* _Problem to work on_
Pictures do not belong in the copy, so please give every entry below again exactly.

Figure collection entries

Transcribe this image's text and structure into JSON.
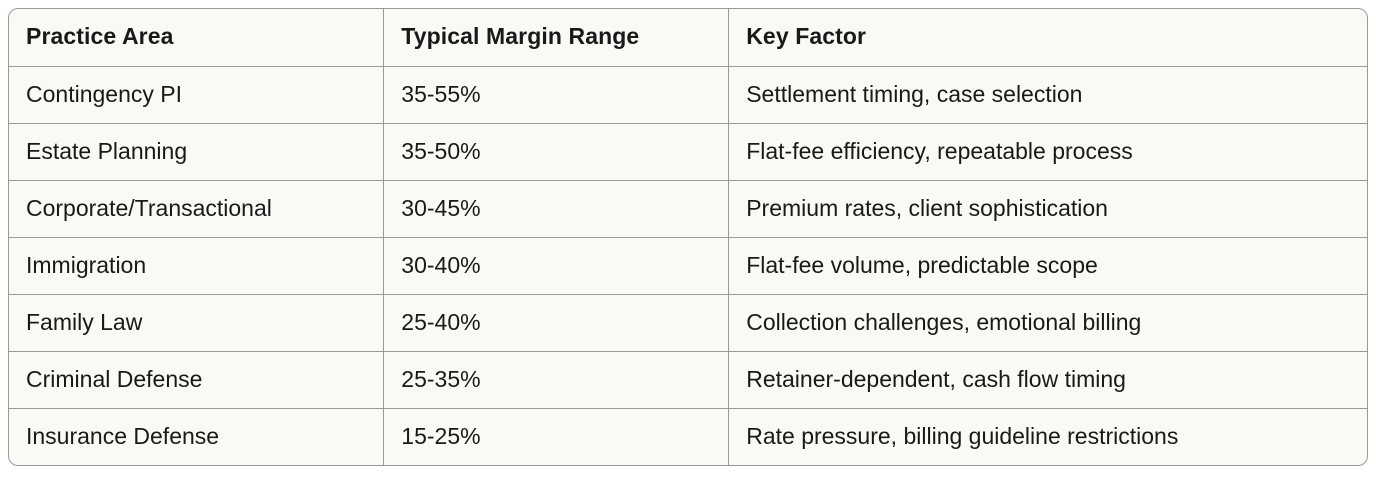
{
  "table": {
    "columns": [
      "Practice Area",
      "Typical Margin Range",
      "Key Factor"
    ],
    "rows": [
      {
        "practice_area": "Contingency PI",
        "margin_range": "35-55%",
        "key_factor": "Settlement timing, case selection"
      },
      {
        "practice_area": "Estate Planning",
        "margin_range": "35-50%",
        "key_factor": "Flat-fee efficiency, repeatable process"
      },
      {
        "practice_area": "Corporate/Transactional",
        "margin_range": "30-45%",
        "key_factor": "Premium rates, client sophistication"
      },
      {
        "practice_area": "Immigration",
        "margin_range": "30-40%",
        "key_factor": "Flat-fee volume, predictable scope"
      },
      {
        "practice_area": "Family Law",
        "margin_range": "25-40%",
        "key_factor": "Collection challenges, emotional billing"
      },
      {
        "practice_area": "Criminal Defense",
        "margin_range": "25-35%",
        "key_factor": "Retainer-dependent, cash flow timing"
      },
      {
        "practice_area": "Insurance Defense",
        "margin_range": "15-25%",
        "key_factor": "Rate pressure, billing guideline restrictions"
      }
    ]
  },
  "colors": {
    "page_bg": "#FFFFFF",
    "table_bg": "#FAF9F5",
    "border": "#9C9A94",
    "text": "#1A1917"
  }
}
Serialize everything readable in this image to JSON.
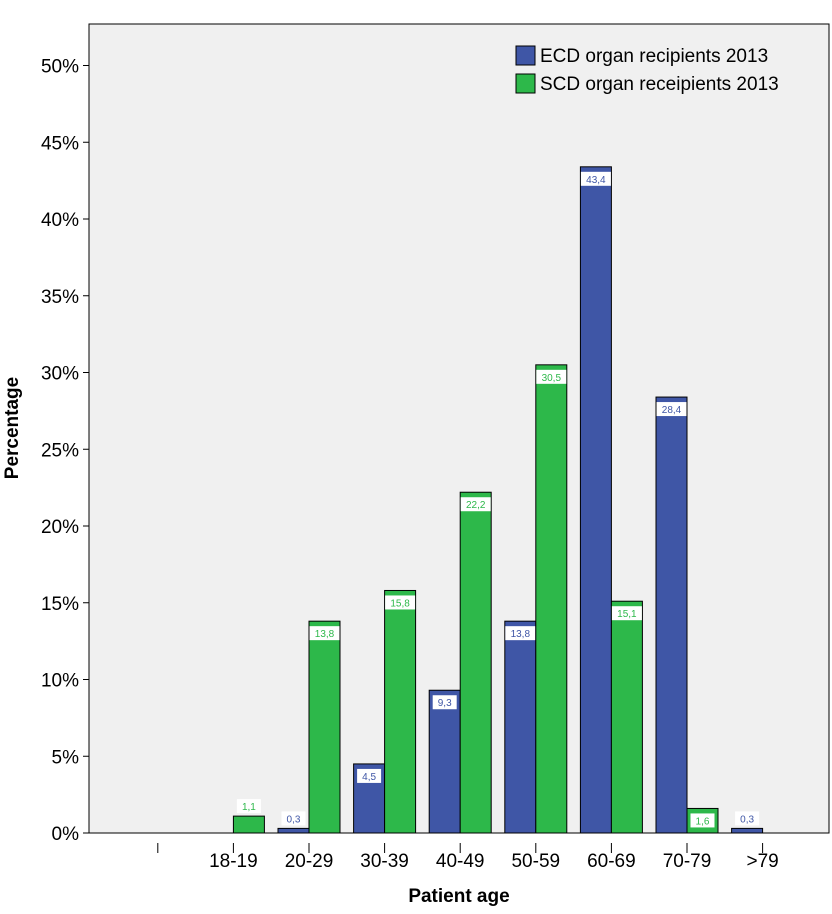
{
  "chart_data": {
    "type": "bar",
    "title": "",
    "xlabel": "Patient age",
    "ylabel": "Percentage",
    "categories": [
      "",
      "18-19",
      "20-29",
      "30-39",
      "40-49",
      "50-59",
      "60-69",
      "70-79",
      ">79"
    ],
    "series": [
      {
        "name": "ECD organ recipients 2013",
        "color": "#3F56A6",
        "values": [
          null,
          null,
          0.3,
          4.5,
          9.3,
          13.8,
          43.4,
          28.4,
          0.3
        ],
        "labels": [
          "",
          "",
          "0,3",
          "4,5",
          "9,3",
          "13,8",
          "43,4",
          "28,4",
          "0,3"
        ]
      },
      {
        "name": "SCD organ receipients 2013",
        "color": "#2DB84A",
        "values": [
          null,
          1.1,
          13.8,
          15.8,
          22.2,
          30.5,
          15.1,
          1.6,
          null
        ],
        "labels": [
          "",
          "1,1",
          "13,8",
          "15,8",
          "22,2",
          "30,5",
          "15,1",
          "1,6",
          ""
        ]
      }
    ],
    "ylim": [
      0,
      52
    ],
    "yticks": [
      {
        "value": 0,
        "label": "0%"
      },
      {
        "value": 5,
        "label": "5%"
      },
      {
        "value": 10,
        "label": "10%"
      },
      {
        "value": 15,
        "label": "15%"
      },
      {
        "value": 20,
        "label": "20%"
      },
      {
        "value": 25,
        "label": "25%"
      },
      {
        "value": 30,
        "label": "30%"
      },
      {
        "value": 35,
        "label": "35%"
      },
      {
        "value": 40,
        "label": "40%"
      },
      {
        "value": 45,
        "label": "45%"
      },
      {
        "value": 50,
        "label": "50%"
      }
    ],
    "grid": false,
    "legend_position": "top-right",
    "plot_background": "#F0F0F0"
  }
}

* _Response to this exercise_
Transcribe this image's text and structure into JSON.
{
  "table": {
    "columns": [
      "Practice Area",
      "Typical Margin Range",
      "Key Factor"
    ],
    "rows": [
      {
        "practice_area": "Contingency PI",
        "margin_range": "35-55%",
        "key_factor": "Settlement timing, case selection"
      },
      {
        "practice_area": "Estate Planning",
        "margin_range": "35-50%",
        "key_factor": "Flat-fee efficiency, repeatable process"
      },
      {
        "practice_area": "Corporate/Transactional",
        "margin_range": "30-45%",
        "key_factor": "Premium rates, client sophistication"
      },
      {
        "practice_area": "Immigration",
        "margin_range": "30-40%",
        "key_factor": "Flat-fee volume, predictable scope"
      },
      {
        "practice_area": "Family Law",
        "margin_range": "25-40%",
        "key_factor": "Collection challenges, emotional billing"
      },
      {
        "practice_area": "Criminal Defense",
        "margin_range": "25-35%",
        "key_factor": "Retainer-dependent, cash flow timing"
      },
      {
        "practice_area": "Insurance Defense",
        "margin_range": "15-25%",
        "key_factor": "Rate pressure, billing guideline restrictions"
      }
    ]
  },
  "colors": {
    "page_bg": "#FFFFFF",
    "table_bg": "#FAF9F5",
    "border": "#9C9A94",
    "text": "#1A1917"
  }
}
Serialize everything readable in this image to JSON.
{
  "chart_data": {
    "type": "bar",
    "title": "",
    "xlabel": "Patient age",
    "ylabel": "Percentage",
    "categories": [
      "",
      "18-19",
      "20-29",
      "30-39",
      "40-49",
      "50-59",
      "60-69",
      "70-79",
      ">79"
    ],
    "series": [
      {
        "name": "ECD organ recipients 2013",
        "color": "#3F56A6",
        "values": [
          null,
          null,
          0.3,
          4.5,
          9.3,
          13.8,
          43.4,
          28.4,
          0.3
        ],
        "labels": [
          "",
          "",
          "0,3",
          "4,5",
          "9,3",
          "13,8",
          "43,4",
          "28,4",
          "0,3"
        ]
      },
      {
        "name": "SCD organ receipients 2013",
        "color": "#2DB84A",
        "values": [
          null,
          1.1,
          13.8,
          15.8,
          22.2,
          30.5,
          15.1,
          1.6,
          null
        ],
        "labels": [
          "",
          "1,1",
          "13,8",
          "15,8",
          "22,2",
          "30,5",
          "15,1",
          "1,6",
          ""
        ]
      }
    ],
    "ylim": [
      0,
      52
    ],
    "yticks": [
      {
        "value": 0,
        "label": "0%"
      },
      {
        "value": 5,
        "label": "5%"
      },
      {
        "value": 10,
        "label": "10%"
      },
      {
        "value": 15,
        "label": "15%"
      },
      {
        "value": 20,
        "label": "20%"
      },
      {
        "value": 25,
        "label": "25%"
      },
      {
        "value": 30,
        "label": "30%"
      },
      {
        "value": 35,
        "label": "35%"
      },
      {
        "value": 40,
        "label": "40%"
      },
      {
        "value": 45,
        "label": "45%"
      },
      {
        "value": 50,
        "label": "50%"
      }
    ],
    "grid": false,
    "legend_position": "top-right",
    "plot_background": "#F0F0F0"
  }
}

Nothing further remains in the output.